**Given instruction**
Go through the listing and write out all of it exactly.

-------------------------

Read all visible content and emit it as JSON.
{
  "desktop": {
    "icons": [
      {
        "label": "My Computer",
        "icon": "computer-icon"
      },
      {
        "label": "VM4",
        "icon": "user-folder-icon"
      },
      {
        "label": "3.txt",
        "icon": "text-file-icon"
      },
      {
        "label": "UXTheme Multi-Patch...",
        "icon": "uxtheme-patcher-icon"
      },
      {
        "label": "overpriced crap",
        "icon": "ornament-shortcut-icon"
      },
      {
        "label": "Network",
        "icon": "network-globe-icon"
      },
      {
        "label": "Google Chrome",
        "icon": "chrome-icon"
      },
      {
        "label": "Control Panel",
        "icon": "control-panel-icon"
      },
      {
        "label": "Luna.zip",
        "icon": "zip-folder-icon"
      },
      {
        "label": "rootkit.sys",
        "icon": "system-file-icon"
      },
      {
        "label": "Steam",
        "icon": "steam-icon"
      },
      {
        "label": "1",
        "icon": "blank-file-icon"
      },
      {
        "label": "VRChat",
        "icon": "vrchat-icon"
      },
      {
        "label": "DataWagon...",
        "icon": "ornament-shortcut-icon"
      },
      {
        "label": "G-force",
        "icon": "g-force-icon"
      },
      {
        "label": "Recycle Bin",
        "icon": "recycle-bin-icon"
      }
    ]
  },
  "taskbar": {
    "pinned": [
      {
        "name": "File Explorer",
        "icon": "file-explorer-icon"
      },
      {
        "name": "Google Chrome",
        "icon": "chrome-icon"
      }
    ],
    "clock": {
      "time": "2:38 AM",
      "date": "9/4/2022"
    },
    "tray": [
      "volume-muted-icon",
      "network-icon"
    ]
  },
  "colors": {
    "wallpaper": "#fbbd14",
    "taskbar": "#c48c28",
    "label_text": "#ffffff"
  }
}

-------------------------

**Solution below**
Read all visible content and emit it as JSON.
{
  "desktop": {
    "icons": [
      {
        "label": "My Computer",
        "icon": "computer-icon"
      },
      {
        "label": "VM4",
        "icon": "user-folder-icon"
      },
      {
        "label": "3.txt",
        "icon": "text-file-icon"
      },
      {
        "label": "UXTheme Multi-Patch...",
        "icon": "uxtheme-patcher-icon"
      },
      {
        "label": "overpriced crap",
        "icon": "ornament-shortcut-icon"
      },
      {
        "label": "Network",
        "icon": "network-globe-icon"
      },
      {
        "label": "Google Chrome",
        "icon": "chrome-icon"
      },
      {
        "label": "Control Panel",
        "icon": "control-panel-icon"
      },
      {
        "label": "Luna.zip",
        "icon": "zip-folder-icon"
      },
      {
        "label": "rootkit.sys",
        "icon": "system-file-icon"
      },
      {
        "label": "Steam",
        "icon": "steam-icon"
      },
      {
        "label": "1",
        "icon": "blank-file-icon"
      },
      {
        "label": "VRChat",
        "icon": "vrchat-icon"
      },
      {
        "label": "DataWagon...",
        "icon": "ornament-shortcut-icon"
      },
      {
        "label": "G-force",
        "icon": "g-force-icon"
      },
      {
        "label": "Recycle Bin",
        "icon": "recycle-bin-icon"
      }
    ]
  },
  "taskbar": {
    "pinned": [
      {
        "name": "File Explorer",
        "icon": "file-explorer-icon"
      },
      {
        "name": "Google Chrome",
        "icon": "chrome-icon"
      }
    ],
    "clock": {
      "time": "2:38 AM",
      "date": "9/4/2022"
    },
    "tray": [
      "volume-muted-icon",
      "network-icon"
    ]
  },
  "colors": {
    "wallpaper": "#fbbd14",
    "taskbar": "#c48c28",
    "label_text": "#ffffff"
  }
}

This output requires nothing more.